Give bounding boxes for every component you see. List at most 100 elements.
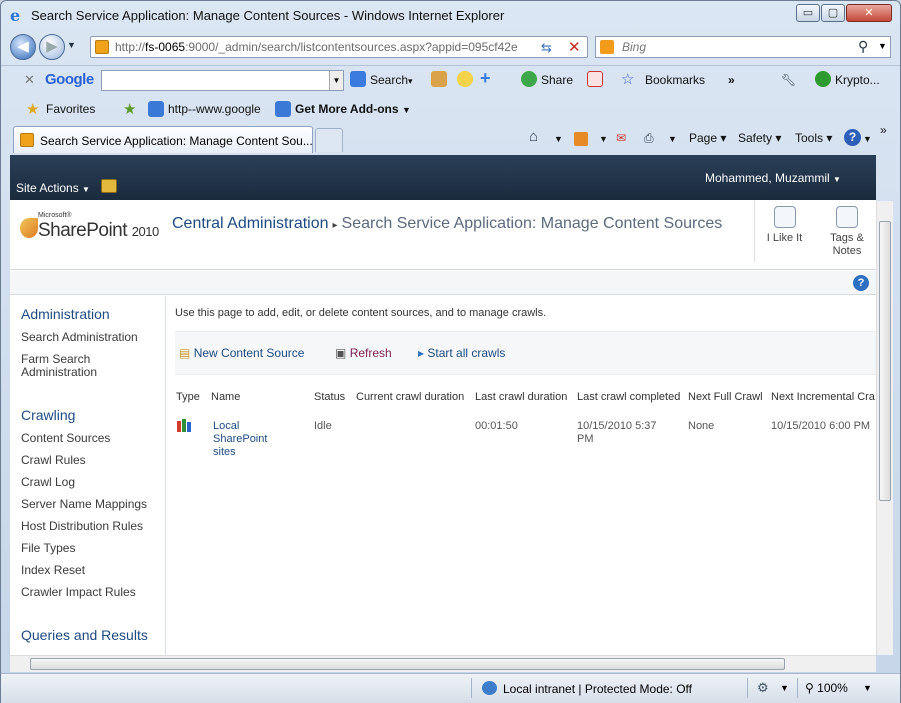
col-header-status[interactable]: Status [314,391,345,403]
google-search-input[interactable]: ▼ [101,70,344,91]
wrench-icon[interactable]: 🔧︎ [781,73,796,87]
user-menu[interactable]: Mohammed, Muzammil ▼ [705,171,841,185]
nav-index-reset[interactable]: Index Reset [21,564,161,577]
help-menu-icon[interactable]: ? [844,129,861,146]
site-actions-menu[interactable]: Site Actions ▼ [16,181,90,195]
chevron-down-icon[interactable]: ▼ [863,683,872,693]
nav-search-administration[interactable]: Search Administration [21,331,161,344]
nav-crawl-log[interactable]: Crawl Log [21,476,161,489]
col-header-next-incremental-crawl[interactable]: Next Incremental Cra [771,391,875,403]
ie-logo-icon: e [9,6,25,25]
chevron-down-icon[interactable]: ▾ [408,76,413,87]
google-search-button[interactable]: Search [370,73,408,87]
chevron-down-icon[interactable]: ▼ [780,683,789,693]
maximize-button[interactable]: ▢ [821,4,845,22]
favorite-link-google[interactable]: http--www.google [168,102,261,116]
nav-farm-search-administration[interactable]: Farm Search Administration [21,353,161,379]
chevron-down-icon[interactable]: ▼ [329,71,343,90]
krypto-button[interactable]: Krypto... [835,73,880,87]
help-bar: ? [10,271,876,295]
page-menu[interactable]: Page ▾ [689,131,726,145]
chevron-down-icon[interactable]: ▼ [402,105,411,115]
address-bar[interactable]: http://fs-0065:9000/_admin/search/listco… [90,36,588,58]
tag-icon [836,206,858,228]
zoom-control[interactable]: ⚲ 100% [805,681,848,695]
print-icon[interactable]: ⎙ [644,131,654,146]
browser-window: e Search Service Application: Manage Con… [0,0,901,703]
search-box[interactable]: Bing ⚲ ▼ [595,36,891,58]
tags-notes-button[interactable]: Tags & Notes [818,200,876,262]
col-header-type[interactable]: Type [176,391,200,403]
nav-server-name-mappings[interactable]: Server Name Mappings [21,498,161,511]
col-header-current-crawl-duration[interactable]: Current crawl duration [356,391,464,403]
close-toolbar-icon[interactable]: ✕ [24,72,35,88]
protected-mode-icon[interactable]: ⚙ [757,680,769,696]
stop-icon[interactable]: ✕ [568,38,581,56]
tools-menu[interactable]: Tools ▾ [795,131,832,145]
thumbs-up-icon [773,206,796,228]
vertical-scroll-thumb[interactable] [879,221,891,501]
chevron-down-icon[interactable]: ▼ [599,134,608,144]
navigate-up-icon[interactable] [101,179,117,193]
help-icon[interactable]: ? [853,275,869,291]
col-header-next-full-crawl[interactable]: Next Full Crawl [688,391,763,403]
nav-file-types[interactable]: File Types [21,542,161,555]
content-source-name-link[interactable]: Local SharePoint sites [213,420,283,459]
breadcrumb-central-admin-link[interactable]: Central Administration [172,215,329,232]
search-options-dropdown-icon[interactable]: ▼ [878,41,887,51]
bookmarks-button[interactable]: Bookmarks [645,73,705,87]
close-button[interactable]: ✕ [846,4,892,22]
read-mail-icon[interactable]: ✉ [616,131,626,145]
more-tools-button[interactable]: » [728,73,735,87]
url-text[interactable]: http://fs-0065:9000/_admin/search/listco… [115,40,555,54]
nav-crawler-impact-rules[interactable]: Crawler Impact Rules [21,586,161,599]
nav-host-distribution-rules[interactable]: Host Distribution Rules [21,520,161,533]
cell-next-incremental-crawl: 10/15/2010 6:00 PM [771,420,871,432]
forward-button[interactable]: ▶ [39,34,65,60]
col-header-last-crawl-duration[interactable]: Last crawl duration [475,391,567,403]
new-tab-button[interactable] [315,128,343,152]
nav-heading-queries-results[interactable]: Queries and Results [21,627,148,643]
nav-heading-administration[interactable]: Administration [21,306,110,322]
sharepoint-ribbon: Site Actions ▼ Mohammed, Muzammil ▼ [10,155,876,200]
horizontal-scroll-thumb[interactable] [30,658,785,670]
horizontal-scrollbar[interactable] [10,655,876,672]
chevron-down-icon[interactable]: ▼ [668,134,677,144]
compatibility-view-icon[interactable]: ⇆ [541,40,552,56]
tab-active[interactable]: Search Service Application: Manage Conte… [13,126,313,153]
google-toolbar: ✕ Google ▼ Search ▾ + Share ☆ Bookmarks … [1,65,900,93]
star-icon[interactable]: ☆ [621,70,634,88]
vertical-scrollbar[interactable] [876,201,893,655]
nav-crawl-rules[interactable]: Crawl Rules [21,454,161,467]
col-header-last-crawl-completed[interactable]: Last crawl completed [577,391,680,403]
start-all-crawls-button[interactable]: ▸ Start all crawls [418,346,505,360]
pencil-icon[interactable] [431,71,447,87]
i-like-it-button[interactable]: I Like It [754,200,814,262]
search-icon[interactable]: ⚲ [858,38,868,55]
more-commands-button[interactable]: » [880,123,887,137]
favorites-button[interactable]: Favorites [46,102,95,116]
nav-content-sources[interactable]: Content Sources [21,432,161,445]
minimize-button[interactable]: ▭ [796,4,820,22]
nav-heading-crawling[interactable]: Crawling [21,407,75,423]
new-content-source-button[interactable]: ▤ New Content Source [179,346,304,360]
lightbulb-icon[interactable] [457,71,473,87]
add-favorite-icon[interactable]: ★ [123,100,136,118]
security-zone-text[interactable]: Local intranet | Protected Mode: Off [503,682,692,696]
google-search-icon[interactable] [350,71,366,87]
share-button[interactable]: Share [541,73,573,87]
home-icon[interactable]: ⌂ [529,128,538,145]
popup-blocker-icon[interactable] [587,71,603,87]
chevron-down-icon[interactable]: ▼ [863,134,872,144]
safety-menu[interactable]: Safety ▾ [738,131,781,145]
back-button[interactable]: ◀ [10,34,36,60]
refresh-button[interactable]: ▣ Refresh [335,346,392,360]
recent-pages-dropdown-icon[interactable]: ▼ [67,40,76,50]
get-more-addons-link[interactable]: Get More Add-ons [295,102,399,116]
col-header-name[interactable]: Name [211,391,240,403]
share-icon[interactable] [521,71,537,87]
page-favicon-icon [95,40,109,54]
chevron-down-icon[interactable]: ▼ [554,134,563,144]
plus-icon[interactable]: + [480,69,496,87]
feeds-icon[interactable] [574,132,588,146]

§ What you will do:
Please render every line of the records above as a JSON list of strings, one string per line, leaving out blank lines and the pictures.

§ Complete response:
[
  "Give bounding boxes for every component you see. List at most 100 elements.",
  "col-header-status[interactable]: Status [314,391,345,403]",
  "google-search-input[interactable]: ▼ [101,70,344,91]",
  "wrench-icon[interactable]: 🔧︎ [781,73,796,87]",
  "user-menu[interactable]: Mohammed, Muzammil ▼ [705,171,841,185]",
  "nav-index-reset[interactable]: Index Reset [21,564,161,577]",
  "help-menu-icon[interactable]: ? [844,129,861,146]",
  "site-actions-menu[interactable]: Site Actions ▼ [16,181,90,195]",
  "chevron-down-icon[interactable]: ▼ [863,683,872,693]",
  "nav-search-administration[interactable]: Search Administration [21,331,161,344]",
  "nav-crawl-log[interactable]: Crawl Log [21,476,161,489]",
  "col-header-next-incremental-crawl[interactable]: Next Incremental Cra [771,391,875,403]",
  "ie-logo-icon: e [9,6,25,25]",
  "chevron-down-icon[interactable]: ▾ [408,76,413,87]",
  "google-search-button[interactable]: Search [370,73,408,87]",
  "chevron-down-icon[interactable]: ▼ [780,683,789,693]",
  "maximize-button[interactable]: ▢ [821,4,845,22]",
  "favorite-link-google[interactable]: http--www.google [168,102,261,116]",
  "nav-farm-search-administration[interactable]: Farm Search Administration [21,353,161,379]",
  "chevron-down-icon[interactable]: ▼ [329,71,343,90]",
  "krypto-button[interactable]: Krypto... [835,73,880,87]",
  "help-bar: ? [10,271,876,295]",
  "page-menu[interactable]: Page ▾ [689,131,726,145]",
  "chevron-down-icon[interactable]: ▼ [402,105,411,115]",
  "address-bar[interactable]: http://fs-0065:9000/_admin/search/listco… [90,36,588,58]",
  "tag-icon [836,206,858,228]",
  "zoom-control[interactable]: ⚲ 100% [805,681,848,695]",
  "print-icon[interactable]: ⎙ [644,131,654,146]",
  "browser-window: e Search Service Application: Manage Con… [0,0,901,703]",
  "search-box[interactable]: Bing ⚲ ▼ [595,36,891,58]",
  "tags-notes-button[interactable]: Tags & Notes [818,200,876,262]",
  "col-header-type[interactable]: Type [176,391,200,403]",
  "nav-server-name-mappings[interactable]: Server Name Mappings [21,498,161,511]",
  "col-header-current-crawl-duration[interactable]: Current crawl duration [356,391,464,403]",
  "close-toolbar-icon[interactable]: ✕ [24,72,35,88]",
  "protected-mode-icon[interactable]: ⚙ [757,680,769,696]",
  "stop-icon[interactable]: ✕ [568,38,581,56]",
  "tools-menu[interactable]: Tools ▾ [795,131,832,145]",
  "thumbs-up-icon [773,206,796,228]",
  "vertical-scroll-thumb[interactable] [879,221,891,501]",
  "chevron-down-icon[interactable]: ▼ [599,134,608,144]",
  "navigate-up-icon[interactable] [101,179,117,193]",
  "help-icon[interactable]: ? [853,275,869,291]",
  "col-header-next-full-crawl[interactable]: Next Full Crawl [688,391,763,403]",
  "nav-file-types[interactable]: File Types [21,542,161,555]",
  "content-source-name-link[interactable]: Local SharePoint sites [213,420,283,459]",
  "breadcrumb-central-admin-link[interactable]: Central Administration [172,215,329,232]",
  "search-options-dropdown-icon[interactable]: ▼ [878,41,887,51]",
  "bookmarks-button[interactable]: Bookmarks [645,73,705,87]",
  "close-button[interactable]: ✕ [846,4,892,22]",
  "read-mail-icon[interactable]: ✉ [616,131,626,145]",
  "more-tools-button[interactable]: » [728,73,735,87]",
  "url-text[interactable]: http://fs-0065:9000/_admin/search/listco… [115,40,555,54]",
  "nav-crawler-impact-rules[interactable]: Crawler Impact Rules [21,586,161,599]",
  "nav-host-distribution-rules[interactable]: Host Distribution Rules [21,520,161,533]",
  "cell-next-incremental-crawl: 10/15/2010 6:00 PM [771,420,871,432]",
  "forward-button[interactable]: ▶ [39,34,65,60]",
  "col-header-last-crawl-duration[interactable]: Last crawl duration [475,391,567,403]",
  "new-tab-button[interactable] [315,128,343,152]",
  "nav-heading-queries-results[interactable]: Queries and Results [21,627,148,643]",
  "nav-heading-administration[interactable]: Administration [21,306,110,322]",
  "sharepoint-ribbon: Site Actions ▼ Mohammed, Muzammil ▼ [10,155,876,200]",
  "horizontal-scroll-thumb[interactable] [30,658,785,670]",
  "horizontal-scrollbar[interactable] [10,655,876,672]",
  "chevron-down-icon[interactable]: ▼ [668,134,677,144]",
  "compatibility-view-icon[interactable]: ⇆ [541,40,552,56]",
  "tab-active[interactable]: Search Service Application: Manage Conte… [13,126,313,153]",
  "google-toolbar: ✕ Google ▼ Search ▾ + Share ☆ Bookmarks … [1,65,900,93]",
  "star-icon[interactable]: ☆ [621,70,634,88]",
  "vertical-scrollbar[interactable] [876,201,893,655]",
  "nav-crawl-rules[interactable]: Crawl Rules [21,454,161,467]",
  "col-header-last-crawl-completed[interactable]: Last crawl completed [577,391,680,403]",
  "start-all-crawls-button[interactable]: ▸ Start all crawls [418,346,505,360]",
  "pencil-icon[interactable] [431,71,447,87]",
  "i-like-it-button[interactable]: I Like It [754,200,814,262]",
  "search-icon[interactable]: ⚲ [858,38,868,55]",
  "more-commands-button[interactable]: » [880,123,887,137]",
  "favorites-button[interactable]: Favorites [46,102,95,116]",
  "nav-content-sources[interactable]: Content Sources [21,432,161,445]",
  "minimize-button[interactable]: ▭ [796,4,820,22]",
  "nav-heading-crawling[interactable]: Crawling [21,407,75,423]",
  "new-content-source-button[interactable]: ▤ New Content Source [179,346,304,360]",
  "lightbulb-icon[interactable] [457,71,473,87]",
  "add-favorite-icon[interactable]: ★ [123,100,136,118]",
  "security-zone-text[interactable]: Local intranet | Protected Mode: Off [503,682,692,696]",
  "google-search-icon[interactable] [350,71,366,87]",
  "share-button[interactable]: Share [541,73,573,87]",
  "home-icon[interactable]: ⌂ [529,128,538,145]",
  "popup-blocker-icon[interactable] [587,71,603,87]",
  "chevron-down-icon[interactable]: ▼ [863,134,872,144]",
  "safety-menu[interactable]: Safety ▾ [738,131,781,145]",
  "back-button[interactable]: ◀ [10,34,36,60]",
  "refresh-button[interactable]: ▣ Refresh [335,346,392,360]",
  "recent-pages-dropdown-icon[interactable]: ▼ [67,40,76,50]",
  "get-more-addons-link[interactable]: Get More Add-ons [295,102,399,116]",
  "col-header-name[interactable]: Name [211,391,240,403]",
  "share-icon[interactable] [521,71,537,87]",
  "page-favicon-icon [95,40,109,54]",
  "chevron-down-icon[interactable]: ▼ [554,134,563,144]",
  "plus-icon[interactable]: + [480,69,496,87]",
  "feeds-icon[interactable] [574,132,588,146]"
]